WHAT TO WORK ON.
Write out the data below exactly as given, without any of its pictures.

DATA SHOWN.
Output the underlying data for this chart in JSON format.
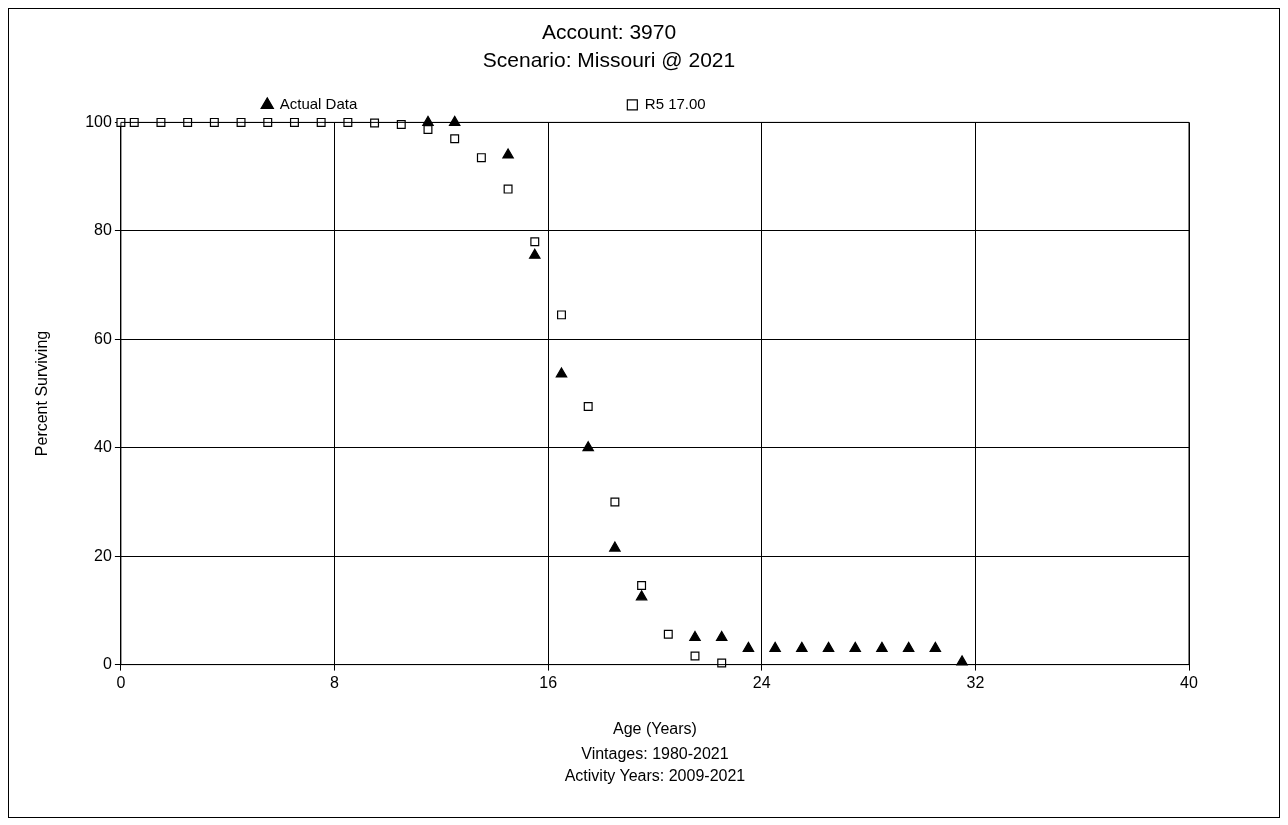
{
  "chart_data": {
    "type": "scatter",
    "title": "Account: 3970",
    "subtitle": "Scenario: Missouri @ 2021",
    "xlabel": "Age (Years)",
    "ylabel": "Percent Surviving",
    "annotations": [
      "Vintages: 1980-2021",
      "Activity Years: 2009-2021"
    ],
    "xlim": [
      0,
      40
    ],
    "xticks": [
      0,
      8,
      16,
      24,
      32,
      40
    ],
    "ylim": [
      0,
      100
    ],
    "yticks": [
      0,
      20,
      40,
      60,
      80,
      100
    ],
    "grid": true,
    "legend": "top",
    "series": [
      {
        "name": "Actual Data",
        "color": "#000000",
        "marker": "triangle",
        "x": [
          11.5,
          12.5,
          14.5,
          15.5,
          16.5,
          17.5,
          18.5,
          19.5,
          21.5,
          22.5,
          23.5,
          24.5,
          25.5,
          26.5,
          27.5,
          28.5,
          29.5,
          30.5,
          31.5
        ],
        "values": [
          100,
          100,
          94,
          75.5,
          53.6,
          40,
          21.5,
          12.5,
          5,
          5,
          3,
          3,
          3,
          3,
          3,
          3,
          3,
          3,
          0.5
        ]
      },
      {
        "name": "R5 17.00",
        "color": "#000000",
        "marker": "square",
        "x": [
          0,
          0.5,
          1.5,
          2.5,
          3.5,
          4.5,
          5.5,
          6.5,
          7.5,
          8.5,
          9.5,
          10.5,
          11.5,
          12.5,
          13.5,
          14.5,
          15.5,
          16.5,
          17.5,
          18.5,
          19.5,
          20.5,
          21.5,
          22.5
        ],
        "values": [
          100,
          100,
          100,
          100,
          100,
          100,
          100,
          100,
          100,
          100,
          99.9,
          99.6,
          98.7,
          97,
          93.5,
          87.7,
          78,
          64.5,
          47.6,
          30,
          14.6,
          5.6,
          1.6,
          0.3
        ]
      }
    ]
  }
}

COMPLETE OUTPUT.
Output the underlying data for this chart in JSON format.
{
  "chart_data": {
    "type": "scatter",
    "title": "Account: 3970",
    "subtitle": "Scenario: Missouri @ 2021",
    "xlabel": "Age (Years)",
    "ylabel": "Percent Surviving",
    "annotations": [
      "Vintages: 1980-2021",
      "Activity Years: 2009-2021"
    ],
    "xlim": [
      0,
      40
    ],
    "xticks": [
      0,
      8,
      16,
      24,
      32,
      40
    ],
    "ylim": [
      0,
      100
    ],
    "yticks": [
      0,
      20,
      40,
      60,
      80,
      100
    ],
    "grid": true,
    "legend": "top",
    "series": [
      {
        "name": "Actual Data",
        "color": "#000000",
        "marker": "triangle",
        "x": [
          11.5,
          12.5,
          14.5,
          15.5,
          16.5,
          17.5,
          18.5,
          19.5,
          21.5,
          22.5,
          23.5,
          24.5,
          25.5,
          26.5,
          27.5,
          28.5,
          29.5,
          30.5,
          31.5
        ],
        "values": [
          100,
          100,
          94,
          75.5,
          53.6,
          40,
          21.5,
          12.5,
          5,
          5,
          3,
          3,
          3,
          3,
          3,
          3,
          3,
          3,
          0.5
        ]
      },
      {
        "name": "R5 17.00",
        "color": "#000000",
        "marker": "square",
        "x": [
          0,
          0.5,
          1.5,
          2.5,
          3.5,
          4.5,
          5.5,
          6.5,
          7.5,
          8.5,
          9.5,
          10.5,
          11.5,
          12.5,
          13.5,
          14.5,
          15.5,
          16.5,
          17.5,
          18.5,
          19.5,
          20.5,
          21.5,
          22.5
        ],
        "values": [
          100,
          100,
          100,
          100,
          100,
          100,
          100,
          100,
          100,
          100,
          99.9,
          99.6,
          98.7,
          97,
          93.5,
          87.7,
          78,
          64.5,
          47.6,
          30,
          14.6,
          5.6,
          1.6,
          0.3
        ]
      }
    ]
  }
}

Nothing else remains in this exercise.